WHAT THE TASK REQUIRES:
Look through the records below, and copy out every line that holds the string "營養標示".

MATERIAL PROVIDED:
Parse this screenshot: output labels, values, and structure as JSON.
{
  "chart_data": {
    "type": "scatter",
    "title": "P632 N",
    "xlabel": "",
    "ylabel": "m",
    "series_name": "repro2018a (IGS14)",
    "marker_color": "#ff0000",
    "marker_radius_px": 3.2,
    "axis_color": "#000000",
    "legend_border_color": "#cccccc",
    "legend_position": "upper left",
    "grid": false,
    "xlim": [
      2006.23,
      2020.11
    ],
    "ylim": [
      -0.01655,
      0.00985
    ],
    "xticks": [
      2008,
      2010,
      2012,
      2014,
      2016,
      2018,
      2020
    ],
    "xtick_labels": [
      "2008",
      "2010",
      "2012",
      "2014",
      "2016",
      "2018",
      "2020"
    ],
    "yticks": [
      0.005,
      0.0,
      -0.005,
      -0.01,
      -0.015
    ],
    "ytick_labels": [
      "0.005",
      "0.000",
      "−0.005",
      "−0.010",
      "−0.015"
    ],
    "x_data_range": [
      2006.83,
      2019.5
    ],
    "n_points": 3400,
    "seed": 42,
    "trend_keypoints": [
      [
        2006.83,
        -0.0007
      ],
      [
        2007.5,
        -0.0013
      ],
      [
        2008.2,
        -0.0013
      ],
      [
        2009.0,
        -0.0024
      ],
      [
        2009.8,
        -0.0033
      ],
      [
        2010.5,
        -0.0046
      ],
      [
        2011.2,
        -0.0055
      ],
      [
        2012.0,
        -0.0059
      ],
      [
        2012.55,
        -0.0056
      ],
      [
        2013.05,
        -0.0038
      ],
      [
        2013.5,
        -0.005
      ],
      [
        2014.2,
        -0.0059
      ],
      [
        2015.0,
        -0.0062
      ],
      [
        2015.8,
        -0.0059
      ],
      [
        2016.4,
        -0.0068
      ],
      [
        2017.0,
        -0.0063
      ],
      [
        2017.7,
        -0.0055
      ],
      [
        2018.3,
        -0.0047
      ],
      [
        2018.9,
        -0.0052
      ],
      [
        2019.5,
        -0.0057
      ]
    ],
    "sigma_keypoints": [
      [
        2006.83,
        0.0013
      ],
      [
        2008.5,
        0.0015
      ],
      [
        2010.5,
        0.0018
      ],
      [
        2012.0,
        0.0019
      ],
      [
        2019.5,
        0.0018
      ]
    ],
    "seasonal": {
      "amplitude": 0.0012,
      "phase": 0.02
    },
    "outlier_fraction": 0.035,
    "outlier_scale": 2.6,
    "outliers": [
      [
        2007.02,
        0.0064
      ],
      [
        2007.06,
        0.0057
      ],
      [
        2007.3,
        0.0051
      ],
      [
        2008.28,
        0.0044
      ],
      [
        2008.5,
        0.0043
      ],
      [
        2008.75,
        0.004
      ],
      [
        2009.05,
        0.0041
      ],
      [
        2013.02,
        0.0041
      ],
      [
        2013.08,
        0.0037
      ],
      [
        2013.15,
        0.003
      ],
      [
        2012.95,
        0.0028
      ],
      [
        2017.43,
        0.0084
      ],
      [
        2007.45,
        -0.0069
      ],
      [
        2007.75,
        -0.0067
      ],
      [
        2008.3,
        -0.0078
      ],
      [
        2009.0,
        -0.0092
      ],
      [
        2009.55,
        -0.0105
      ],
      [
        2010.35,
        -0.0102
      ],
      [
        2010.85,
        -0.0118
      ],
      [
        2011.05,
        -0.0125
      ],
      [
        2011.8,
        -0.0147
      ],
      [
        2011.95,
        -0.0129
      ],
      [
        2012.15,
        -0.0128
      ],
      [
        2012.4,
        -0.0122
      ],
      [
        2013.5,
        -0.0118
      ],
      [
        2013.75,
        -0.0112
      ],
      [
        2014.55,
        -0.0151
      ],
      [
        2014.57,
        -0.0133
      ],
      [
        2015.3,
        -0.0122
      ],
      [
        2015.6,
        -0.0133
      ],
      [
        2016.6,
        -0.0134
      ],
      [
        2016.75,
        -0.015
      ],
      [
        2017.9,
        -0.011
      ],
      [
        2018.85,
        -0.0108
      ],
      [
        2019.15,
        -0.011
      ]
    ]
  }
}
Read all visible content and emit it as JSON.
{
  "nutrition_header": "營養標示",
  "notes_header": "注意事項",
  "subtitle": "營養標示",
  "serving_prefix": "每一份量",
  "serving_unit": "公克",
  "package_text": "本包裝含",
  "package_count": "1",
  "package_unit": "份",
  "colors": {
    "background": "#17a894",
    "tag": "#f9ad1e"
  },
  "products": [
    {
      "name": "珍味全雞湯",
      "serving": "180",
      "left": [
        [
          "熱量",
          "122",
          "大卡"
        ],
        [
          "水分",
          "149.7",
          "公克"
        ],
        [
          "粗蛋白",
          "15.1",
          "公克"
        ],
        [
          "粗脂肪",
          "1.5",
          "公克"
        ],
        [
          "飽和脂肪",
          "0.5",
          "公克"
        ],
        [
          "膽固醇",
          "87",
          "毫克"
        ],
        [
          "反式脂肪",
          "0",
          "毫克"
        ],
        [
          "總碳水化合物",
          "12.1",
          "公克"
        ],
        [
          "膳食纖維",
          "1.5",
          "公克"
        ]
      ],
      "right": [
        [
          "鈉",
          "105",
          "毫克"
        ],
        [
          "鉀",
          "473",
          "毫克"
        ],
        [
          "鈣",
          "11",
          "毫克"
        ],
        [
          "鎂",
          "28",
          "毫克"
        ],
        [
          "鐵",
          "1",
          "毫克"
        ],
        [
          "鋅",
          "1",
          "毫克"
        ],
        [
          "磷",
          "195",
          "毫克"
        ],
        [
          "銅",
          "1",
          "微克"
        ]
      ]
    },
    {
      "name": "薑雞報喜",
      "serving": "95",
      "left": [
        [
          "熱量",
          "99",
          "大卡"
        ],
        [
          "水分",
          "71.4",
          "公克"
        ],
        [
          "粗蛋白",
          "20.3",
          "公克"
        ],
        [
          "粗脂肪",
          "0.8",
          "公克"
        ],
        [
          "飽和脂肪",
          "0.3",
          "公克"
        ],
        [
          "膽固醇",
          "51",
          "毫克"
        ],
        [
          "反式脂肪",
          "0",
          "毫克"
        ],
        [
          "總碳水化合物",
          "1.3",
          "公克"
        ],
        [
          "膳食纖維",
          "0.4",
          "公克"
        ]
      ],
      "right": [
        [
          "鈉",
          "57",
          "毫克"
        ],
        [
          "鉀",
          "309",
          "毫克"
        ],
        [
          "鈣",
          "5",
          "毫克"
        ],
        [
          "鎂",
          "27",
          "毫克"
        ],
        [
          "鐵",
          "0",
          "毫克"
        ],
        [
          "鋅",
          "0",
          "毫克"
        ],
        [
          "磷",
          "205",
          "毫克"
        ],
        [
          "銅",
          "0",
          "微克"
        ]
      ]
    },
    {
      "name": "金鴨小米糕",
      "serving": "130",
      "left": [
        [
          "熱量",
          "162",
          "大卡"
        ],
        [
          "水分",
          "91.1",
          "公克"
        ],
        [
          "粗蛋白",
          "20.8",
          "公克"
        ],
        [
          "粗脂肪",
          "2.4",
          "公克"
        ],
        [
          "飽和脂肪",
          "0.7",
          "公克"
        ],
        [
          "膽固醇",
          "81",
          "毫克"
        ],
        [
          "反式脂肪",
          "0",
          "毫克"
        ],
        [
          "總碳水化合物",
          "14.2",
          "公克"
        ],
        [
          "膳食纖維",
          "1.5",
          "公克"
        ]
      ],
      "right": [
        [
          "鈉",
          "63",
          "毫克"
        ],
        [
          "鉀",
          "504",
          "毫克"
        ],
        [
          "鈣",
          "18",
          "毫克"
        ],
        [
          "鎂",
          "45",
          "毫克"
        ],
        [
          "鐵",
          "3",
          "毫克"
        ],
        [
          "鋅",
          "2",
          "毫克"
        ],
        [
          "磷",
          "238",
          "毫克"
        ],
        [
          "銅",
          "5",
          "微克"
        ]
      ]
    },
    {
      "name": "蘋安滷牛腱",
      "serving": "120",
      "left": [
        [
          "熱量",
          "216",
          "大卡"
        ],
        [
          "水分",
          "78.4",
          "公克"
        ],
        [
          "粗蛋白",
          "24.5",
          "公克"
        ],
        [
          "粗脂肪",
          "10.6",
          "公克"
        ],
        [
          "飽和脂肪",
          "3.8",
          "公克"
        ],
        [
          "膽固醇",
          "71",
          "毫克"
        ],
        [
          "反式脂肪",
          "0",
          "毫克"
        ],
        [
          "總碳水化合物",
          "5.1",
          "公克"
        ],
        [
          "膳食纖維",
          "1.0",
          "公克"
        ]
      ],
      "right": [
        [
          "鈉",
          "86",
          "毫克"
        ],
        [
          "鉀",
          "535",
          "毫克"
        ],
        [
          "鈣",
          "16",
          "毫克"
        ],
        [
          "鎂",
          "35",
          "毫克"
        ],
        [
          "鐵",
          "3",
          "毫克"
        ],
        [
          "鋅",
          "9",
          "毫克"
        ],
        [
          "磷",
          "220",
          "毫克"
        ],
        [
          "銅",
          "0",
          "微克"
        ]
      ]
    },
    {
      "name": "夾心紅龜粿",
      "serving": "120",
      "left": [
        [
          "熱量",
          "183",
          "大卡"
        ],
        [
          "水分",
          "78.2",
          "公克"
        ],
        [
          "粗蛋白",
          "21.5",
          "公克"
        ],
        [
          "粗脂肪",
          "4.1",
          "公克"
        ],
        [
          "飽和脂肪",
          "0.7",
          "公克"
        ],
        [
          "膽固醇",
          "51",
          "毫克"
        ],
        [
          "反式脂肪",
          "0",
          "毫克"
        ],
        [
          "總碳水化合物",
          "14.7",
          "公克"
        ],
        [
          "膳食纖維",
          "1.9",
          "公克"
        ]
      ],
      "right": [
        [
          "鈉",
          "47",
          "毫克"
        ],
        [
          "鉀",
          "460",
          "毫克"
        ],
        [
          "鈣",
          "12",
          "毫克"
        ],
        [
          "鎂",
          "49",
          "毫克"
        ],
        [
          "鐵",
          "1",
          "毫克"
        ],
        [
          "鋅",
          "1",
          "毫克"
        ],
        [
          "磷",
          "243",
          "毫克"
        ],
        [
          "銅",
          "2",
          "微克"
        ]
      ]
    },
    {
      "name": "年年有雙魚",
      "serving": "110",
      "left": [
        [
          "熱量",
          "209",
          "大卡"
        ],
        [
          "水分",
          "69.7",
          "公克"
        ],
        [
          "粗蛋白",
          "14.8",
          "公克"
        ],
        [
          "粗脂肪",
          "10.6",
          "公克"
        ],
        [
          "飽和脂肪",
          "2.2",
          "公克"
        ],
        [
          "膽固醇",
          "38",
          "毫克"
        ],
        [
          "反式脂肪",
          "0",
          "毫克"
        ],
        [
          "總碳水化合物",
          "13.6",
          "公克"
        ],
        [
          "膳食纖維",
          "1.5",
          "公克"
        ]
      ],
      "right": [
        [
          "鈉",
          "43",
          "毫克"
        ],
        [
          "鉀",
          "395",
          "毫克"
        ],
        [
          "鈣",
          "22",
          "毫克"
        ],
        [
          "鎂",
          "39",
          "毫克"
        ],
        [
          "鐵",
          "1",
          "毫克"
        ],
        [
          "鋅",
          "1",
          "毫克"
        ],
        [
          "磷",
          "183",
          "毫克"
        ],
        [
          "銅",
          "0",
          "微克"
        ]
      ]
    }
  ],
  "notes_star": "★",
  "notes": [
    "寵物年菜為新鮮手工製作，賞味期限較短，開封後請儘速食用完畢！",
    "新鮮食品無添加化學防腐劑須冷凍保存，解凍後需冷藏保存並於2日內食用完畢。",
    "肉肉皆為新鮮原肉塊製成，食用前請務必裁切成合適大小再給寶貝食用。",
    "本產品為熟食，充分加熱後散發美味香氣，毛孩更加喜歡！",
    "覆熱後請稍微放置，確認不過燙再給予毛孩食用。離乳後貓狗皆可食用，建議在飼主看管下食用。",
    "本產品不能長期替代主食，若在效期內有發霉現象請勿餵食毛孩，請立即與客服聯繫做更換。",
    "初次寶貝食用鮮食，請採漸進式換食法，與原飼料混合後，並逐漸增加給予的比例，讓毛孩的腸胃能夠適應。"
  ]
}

* * *

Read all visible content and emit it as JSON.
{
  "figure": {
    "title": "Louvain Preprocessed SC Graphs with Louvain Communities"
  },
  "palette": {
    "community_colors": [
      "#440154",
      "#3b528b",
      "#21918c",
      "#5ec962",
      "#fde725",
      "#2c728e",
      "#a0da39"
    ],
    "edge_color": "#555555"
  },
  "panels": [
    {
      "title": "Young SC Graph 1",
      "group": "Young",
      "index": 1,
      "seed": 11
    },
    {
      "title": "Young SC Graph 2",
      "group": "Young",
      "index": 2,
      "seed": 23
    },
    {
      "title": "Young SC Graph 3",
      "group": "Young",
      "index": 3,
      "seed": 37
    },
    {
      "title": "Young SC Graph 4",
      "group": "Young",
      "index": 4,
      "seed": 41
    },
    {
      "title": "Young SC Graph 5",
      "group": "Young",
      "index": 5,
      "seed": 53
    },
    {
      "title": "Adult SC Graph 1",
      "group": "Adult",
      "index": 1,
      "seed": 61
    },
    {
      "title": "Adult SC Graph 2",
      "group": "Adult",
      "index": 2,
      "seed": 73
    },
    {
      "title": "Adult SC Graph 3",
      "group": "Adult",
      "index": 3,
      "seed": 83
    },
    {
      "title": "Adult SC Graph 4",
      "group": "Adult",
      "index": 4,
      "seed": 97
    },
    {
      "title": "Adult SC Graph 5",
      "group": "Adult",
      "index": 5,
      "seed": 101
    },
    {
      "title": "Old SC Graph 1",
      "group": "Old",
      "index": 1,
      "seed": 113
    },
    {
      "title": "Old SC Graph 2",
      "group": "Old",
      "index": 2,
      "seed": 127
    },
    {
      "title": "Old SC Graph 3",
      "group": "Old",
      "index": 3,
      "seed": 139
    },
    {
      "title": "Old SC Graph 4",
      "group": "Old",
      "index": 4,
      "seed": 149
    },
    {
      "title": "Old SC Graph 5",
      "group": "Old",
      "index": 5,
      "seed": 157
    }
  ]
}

FINAL RESULT:
  "nutrition_header": "營養標示",
  "subtitle": "營養標示",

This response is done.